>> Start SUPPLIED ENTRIES

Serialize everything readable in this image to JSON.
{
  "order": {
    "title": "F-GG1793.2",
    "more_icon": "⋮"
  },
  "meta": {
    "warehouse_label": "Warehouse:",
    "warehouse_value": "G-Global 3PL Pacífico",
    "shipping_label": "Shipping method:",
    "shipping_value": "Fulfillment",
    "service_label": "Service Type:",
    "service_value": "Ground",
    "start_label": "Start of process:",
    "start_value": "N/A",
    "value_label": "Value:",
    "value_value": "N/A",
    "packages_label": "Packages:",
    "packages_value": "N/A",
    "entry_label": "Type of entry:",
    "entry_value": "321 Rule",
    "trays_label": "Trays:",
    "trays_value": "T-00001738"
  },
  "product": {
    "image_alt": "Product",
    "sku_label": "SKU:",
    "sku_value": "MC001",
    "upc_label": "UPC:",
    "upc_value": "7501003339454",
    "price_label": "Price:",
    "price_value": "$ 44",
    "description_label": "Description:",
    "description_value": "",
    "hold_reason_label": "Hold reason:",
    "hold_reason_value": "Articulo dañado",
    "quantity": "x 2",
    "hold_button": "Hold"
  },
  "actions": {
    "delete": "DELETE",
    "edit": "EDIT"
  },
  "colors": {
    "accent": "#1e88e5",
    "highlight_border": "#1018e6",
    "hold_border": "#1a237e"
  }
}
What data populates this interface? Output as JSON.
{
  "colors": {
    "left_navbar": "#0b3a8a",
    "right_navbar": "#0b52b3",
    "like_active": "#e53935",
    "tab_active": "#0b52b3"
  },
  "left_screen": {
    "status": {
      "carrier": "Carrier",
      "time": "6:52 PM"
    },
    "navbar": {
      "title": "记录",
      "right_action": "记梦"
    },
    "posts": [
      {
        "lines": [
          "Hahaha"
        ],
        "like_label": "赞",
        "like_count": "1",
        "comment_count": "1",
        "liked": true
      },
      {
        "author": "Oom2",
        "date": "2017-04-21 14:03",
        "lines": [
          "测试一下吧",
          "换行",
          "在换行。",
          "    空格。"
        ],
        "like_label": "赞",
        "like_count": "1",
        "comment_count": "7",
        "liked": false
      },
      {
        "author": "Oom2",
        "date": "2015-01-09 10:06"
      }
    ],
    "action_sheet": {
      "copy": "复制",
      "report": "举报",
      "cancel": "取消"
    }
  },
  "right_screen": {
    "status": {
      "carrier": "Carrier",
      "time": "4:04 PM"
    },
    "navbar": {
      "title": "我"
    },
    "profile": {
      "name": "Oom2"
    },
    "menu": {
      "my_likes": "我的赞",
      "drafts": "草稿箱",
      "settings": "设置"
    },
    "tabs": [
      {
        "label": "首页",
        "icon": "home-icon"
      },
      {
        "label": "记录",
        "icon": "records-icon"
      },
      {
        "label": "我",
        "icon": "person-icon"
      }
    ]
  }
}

>> End SUPPLIED ENTRIES

SHORT EXERCISE: Please set down all the data word for word.

THE RESPONSE:
Serialize everything readable in this image to JSON.
{
  "order": {
    "title": "F-GG1793.2",
    "more_icon": "⋮"
  },
  "meta": {
    "warehouse_label": "Warehouse:",
    "warehouse_value": "G-Global 3PL Pacífico",
    "shipping_label": "Shipping method:",
    "shipping_value": "Fulfillment",
    "service_label": "Service Type:",
    "service_value": "Ground",
    "start_label": "Start of process:",
    "start_value": "N/A",
    "value_label": "Value:",
    "value_value": "N/A",
    "packages_label": "Packages:",
    "packages_value": "N/A",
    "entry_label": "Type of entry:",
    "entry_value": "321 Rule",
    "trays_label": "Trays:",
    "trays_value": "T-00001738"
  },
  "product": {
    "image_alt": "Product",
    "sku_label": "SKU:",
    "sku_value": "MC001",
    "upc_label": "UPC:",
    "upc_value": "7501003339454",
    "price_label": "Price:",
    "price_value": "$ 44",
    "description_label": "Description:",
    "description_value": "",
    "hold_reason_label": "Hold reason:",
    "hold_reason_value": "Articulo dañado",
    "quantity": "x 2",
    "hold_button": "Hold"
  },
  "actions": {
    "delete": "DELETE",
    "edit": "EDIT"
  },
  "colors": {
    "accent": "#1e88e5",
    "highlight_border": "#1018e6",
    "hold_border": "#1a237e"
  }
}
What data populates this interface? Output as JSON.
{
  "colors": {
    "left_navbar": "#0b3a8a",
    "right_navbar": "#0b52b3",
    "like_active": "#e53935",
    "tab_active": "#0b52b3"
  },
  "left_screen": {
    "status": {
      "carrier": "Carrier",
      "time": "6:52 PM"
    },
    "navbar": {
      "title": "记录",
      "right_action": "记梦"
    },
    "posts": [
      {
        "lines": [
          "Hahaha"
        ],
        "like_label": "赞",
        "like_count": "1",
        "comment_count": "1",
        "liked": true
      },
      {
        "author": "Oom2",
        "date": "2017-04-21 14:03",
        "lines": [
          "测试一下吧",
          "换行",
          "在换行。",
          "    空格。"
        ],
        "like_label": "赞",
        "like_count": "1",
        "comment_count": "7",
        "liked": false
      },
      {
        "author": "Oom2",
        "date": "2015-01-09 10:06"
      }
    ],
    "action_sheet": {
      "copy": "复制",
      "report": "举报",
      "cancel": "取消"
    }
  },
  "right_screen": {
    "status": {
      "carrier": "Carrier",
      "time": "4:04 PM"
    },
    "navbar": {
      "title": "我"
    },
    "profile": {
      "name": "Oom2"
    },
    "menu": {
      "my_likes": "我的赞",
      "drafts": "草稿箱",
      "settings": "设置"
    },
    "tabs": [
      {
        "label": "首页",
        "icon": "home-icon"
      },
      {
        "label": "记录",
        "icon": "records-icon"
      },
      {
        "label": "我",
        "icon": "person-icon"
      }
    ]
  }
}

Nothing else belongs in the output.